SHORT TASK: Write out all of the entries that follow, word for word, but skip the pictures.
Start GIVEN ENTRIES
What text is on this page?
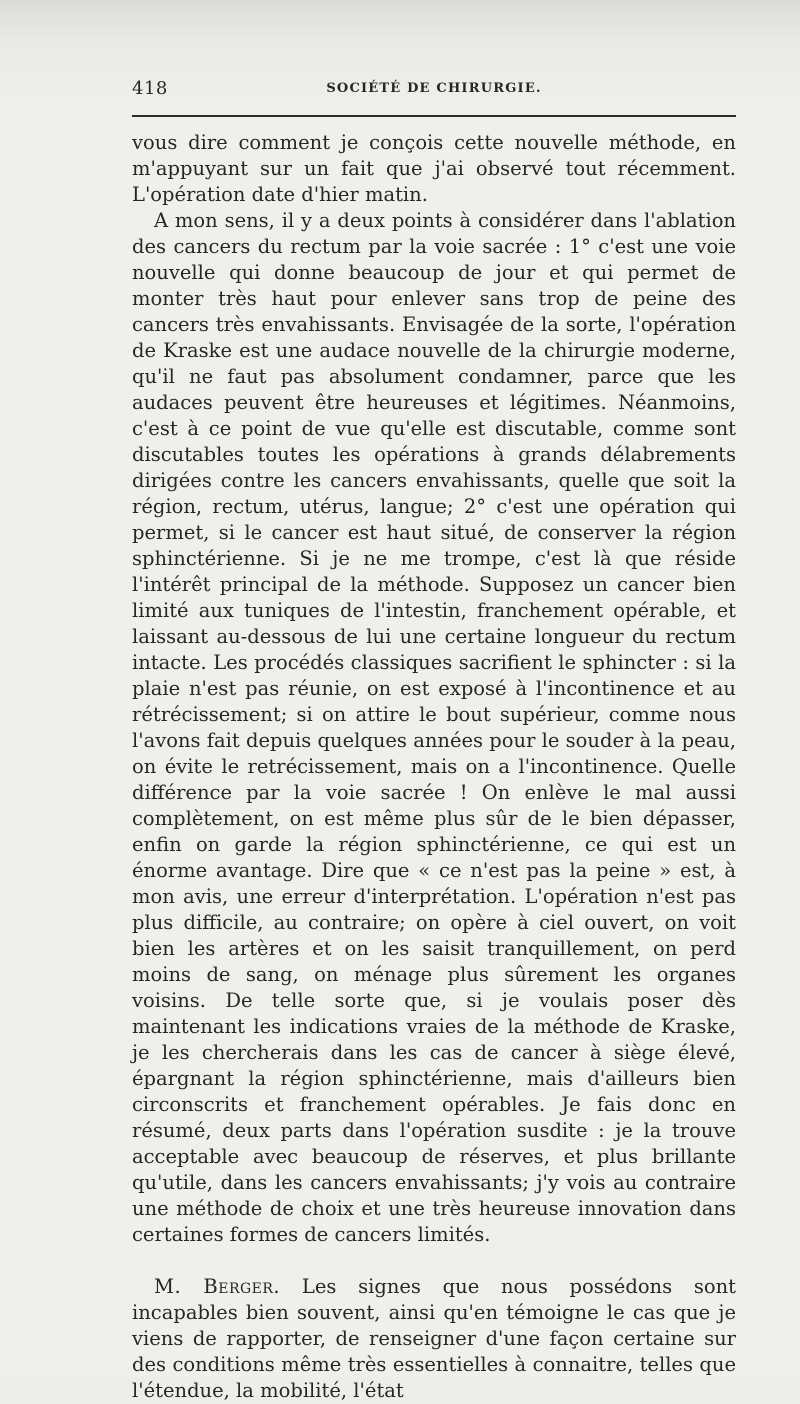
418	SOCIÉTÉ DE CHIRURGIE.

vous dire comment je conçois cette nouvelle méthode, en m'appuyant sur un fait que j'ai observé tout récemment. L'opération date d'hier matin.

A mon sens, il y a deux points à considérer dans l'ablation des cancers du rectum par la voie sacrée : 1° c'est une voie nouvelle qui donne beaucoup de jour et qui permet de monter très haut pour enlever sans trop de peine des cancers très envahissants. Envisagée de la sorte, l'opération de Kraske est une audace nouvelle de la chirurgie moderne, qu'il ne faut pas absolument condamner, parce que les audaces peuvent être heureuses et légitimes. Néanmoins, c'est à ce point de vue qu'elle est discutable, comme sont discutables toutes les opérations à grands délabrements dirigées contre les cancers envahissants, quelle que soit la région, rectum, utérus, langue; 2° c'est une opération qui permet, si le cancer est haut situé, de conserver la région sphinctérienne. Si je ne me trompe, c'est là que réside l'intérêt principal de la méthode. Supposez un cancer bien limité aux tuniques de l'intestin, franchement opérable, et laissant au-dessous de lui une certaine longueur du rectum intacte. Les procédés classiques sacrifient le sphincter : si la plaie n'est pas réunie, on est exposé à l'incontinence et au rétrécissement; si on attire le bout supérieur, comme nous l'avons fait depuis quelques années pour le souder à la peau, on évite le retrécissement, mais on a l'incontinence. Quelle différence par la voie sacrée ! On enlève le mal aussi complètement, on est même plus sûr de le bien dépasser, enfin on garde la région sphinctérienne, ce qui est un énorme avantage. Dire que « ce n'est pas la peine » est, à mon avis, une erreur d'interprétation. L'opération n'est pas plus difficile, au contraire; on opère à ciel ouvert, on voit bien les artères et on les saisit tranquillement, on perd moins de sang, on ménage plus sûrement les organes voisins. De telle sorte que, si je voulais poser dès maintenant les indications vraies de la méthode de Kraske, je les chercherais dans les cas de cancer à siège élevé, épargnant la région sphinctérienne, mais d'ailleurs bien circonscrits et franchement opérables. Je fais donc en résumé, deux parts dans l'opération susdite : je la trouve acceptable avec beaucoup de réserves, et plus brillante qu'utile, dans les cancers envahissants; j'y vois au contraire une méthode de choix et une très heureuse innovation dans certaines formes de cancers limités.

M. Berger. Les signes que nous possédons sont incapables bien souvent, ainsi qu'en témoigne le cas que je viens de rapporter, de renseigner d'une façon certaine sur des conditions même très essentielles à connaitre, telles que l'étendue, la mobilité, l'état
End GIVEN ENTRIES
TASK RESULT:
What text is on this page?
418	SOCIÉTÉ DE CHIRURGIE.

vous dire comment je conçois cette nouvelle méthode, en m'appuyant sur un fait que j'ai observé tout récemment. L'opération date d'hier matin.

A mon sens, il y a deux points à considérer dans l'ablation des cancers du rectum par la voie sacrée : 1° c'est une voie nouvelle qui donne beaucoup de jour et qui permet de monter très haut pour enlever sans trop de peine des cancers très envahissants. Envisagée de la sorte, l'opération de Kraske est une audace nouvelle de la chirurgie moderne, qu'il ne faut pas absolument condamner, parce que les audaces peuvent être heureuses et légitimes. Néanmoins, c'est à ce point de vue qu'elle est discutable, comme sont discutables toutes les opérations à grands délabrements dirigées contre les cancers envahissants, quelle que soit la région, rectum, utérus, langue; 2° c'est une opération qui permet, si le cancer est haut situé, de conserver la région sphinctérienne. Si je ne me trompe, c'est là que réside l'intérêt principal de la méthode. Supposez un cancer bien limité aux tuniques de l'intestin, franchement opérable, et laissant au-dessous de lui une certaine longueur du rectum intacte. Les procédés classiques sacrifient le sphincter : si la plaie n'est pas réunie, on est exposé à l'incontinence et au rétrécissement; si on attire le bout supérieur, comme nous l'avons fait depuis quelques années pour le souder à la peau, on évite le retrécissement, mais on a l'incontinence. Quelle différence par la voie sacrée ! On enlève le mal aussi complètement, on est même plus sûr de le bien dépasser, enfin on garde la région sphinctérienne, ce qui est un énorme avantage. Dire que « ce n'est pas la peine » est, à mon avis, une erreur d'interprétation. L'opération n'est pas plus difficile, au contraire; on opère à ciel ouvert, on voit bien les artères et on les saisit tranquillement, on perd moins de sang, on ménage plus sûrement les organes voisins. De telle sorte que, si je voulais poser dès maintenant les indications vraies de la méthode de Kraske, je les chercherais dans les cas de cancer à siège élevé, épargnant la région sphinctérienne, mais d'ailleurs bien circonscrits et franchement opérables. Je fais donc en résumé, deux parts dans l'opération susdite : je la trouve acceptable avec beaucoup de réserves, et plus brillante qu'utile, dans les cancers envahissants; j'y vois au contraire une méthode de choix et une très heureuse innovation dans certaines formes de cancers limités.

M. Berger. Les signes que nous possédons sont incapables bien souvent, ainsi qu'en témoigne le cas que je viens de rapporter, de renseigner d'une façon certaine sur des conditions même très essentielles à connaitre, telles que l'étendue, la mobilité, l'état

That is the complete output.